_PASSAGE TO READ:_
My now 20something stepkid just returned back home after visiting us for a long weekend.
I have zero “grab your popcorn” stories to share from our 4 days together. There were no meltdowns or tantrums. No one rejected the food I cooked or walked out of the room when I walked in. We had several in-depth conversations where I shared my opinion and she asked intelligent questions or replied with things like “Oh that’s true, I never thought of it like that!”
This is such a wonderfully, blessedly dull contrast compared to a decade ago, where I’d agonize for 24 solid hours before her arrival, spend a bunch of time hiding in the bedroom the entire week she was with us, then breathe a huge sigh of relief (coupled with massive guilt) when she headed back to her mom's.
I just couldn't figure out how to feel positive about living with a kid who alternated between ignoring me and making faces at me behind my back when she thought I couldn't see.
And seeing that sentence typed out, I have so much compassion for my early stepmom self — because who the hell could figure out how to feel positive about that?? Why did I view my mixed feelings about stepparenting as some kind of personal failing, when any sane adult would have mixed feelings about a kid who treated them so poorly?
Stepparents can get so caught up in the complexity of trying to blend our families and navigating this completely alien landscape that we don't realize our inner stores have run dangerously low. We give and give and give, only to end up feeling attacked, blamed, or like we’re making everything worse. Then the next day we pull ourselves back up and try again because what other option do we have? We have to blend this family. We have to make this work.
And so the cycle continues: frustration-resentment-anger-guilt-futility... then taking a deep breath, and trying harder again tomorrow.
Disengaging can break that cycle.
5 days to disengaged: a step-by-step guide to stepping back
If you’re feeling frustrated or burned out as a stepparent, I usually recommend reading the Disengaging Essay. Which is a great place to start, but is really only the tip of the iceberg when it comes to disengaging.

_TASKS:_
1. In the stepparenting essay, how many days did the stepkid's recent visit last?
2. Extract, word for word, the part of the stepparenting essay that opens with the words containing "My now 20something" and closes with "to her mom's.".

_DATA RECORDS:_
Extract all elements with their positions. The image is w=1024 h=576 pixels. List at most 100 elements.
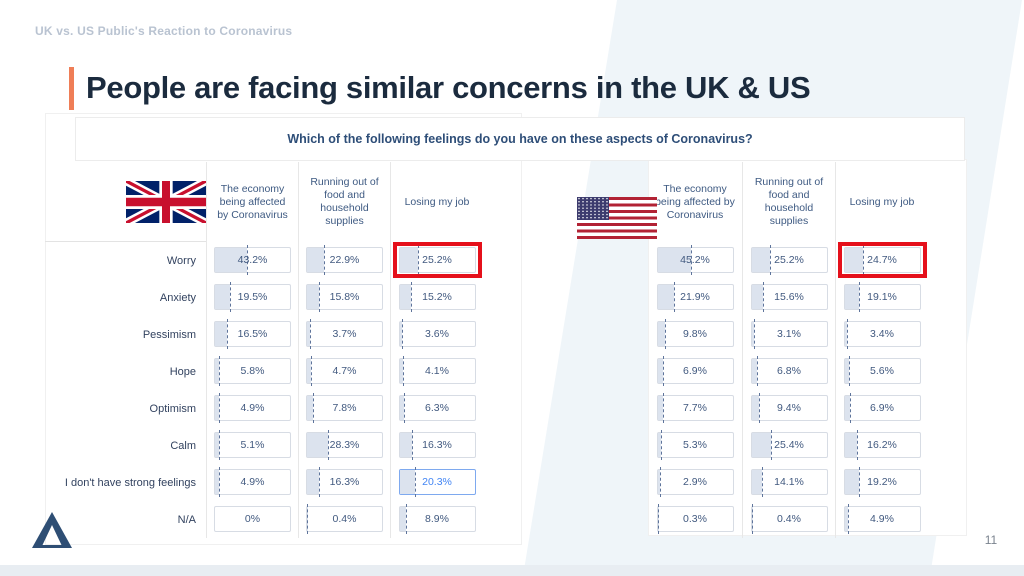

==

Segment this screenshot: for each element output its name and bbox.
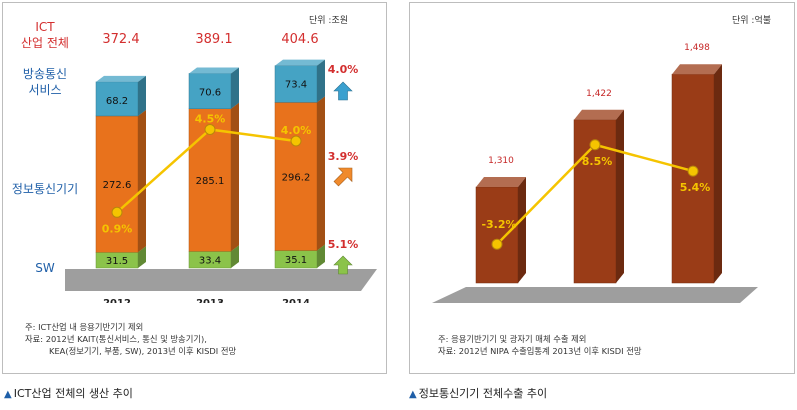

_THE REPLIES:_
1. Four days.

2.
My now 20something stepkid just returned back home after visiting us for a long weekend.
I have zero “grab your popcorn” stories to share from our 4 days together. There were no meltdowns or tantrums. No one rejected the food I cooked or walked out of the room when I walked in. We had several in-depth conversations where I shared my opinion and she asked intelligent questions or replied with things like “Oh that’s true, I never thought of it like that!”
This is such a wonderfully, blessedly dull contrast compared to a decade ago, where I’d agonize for 24 solid hours before her arrival, spend a bunch of time hiding in the bedroom the entire week she was with us, then breathe a huge sigh of relief (coupled with massive guilt) when she headed back to her mom's.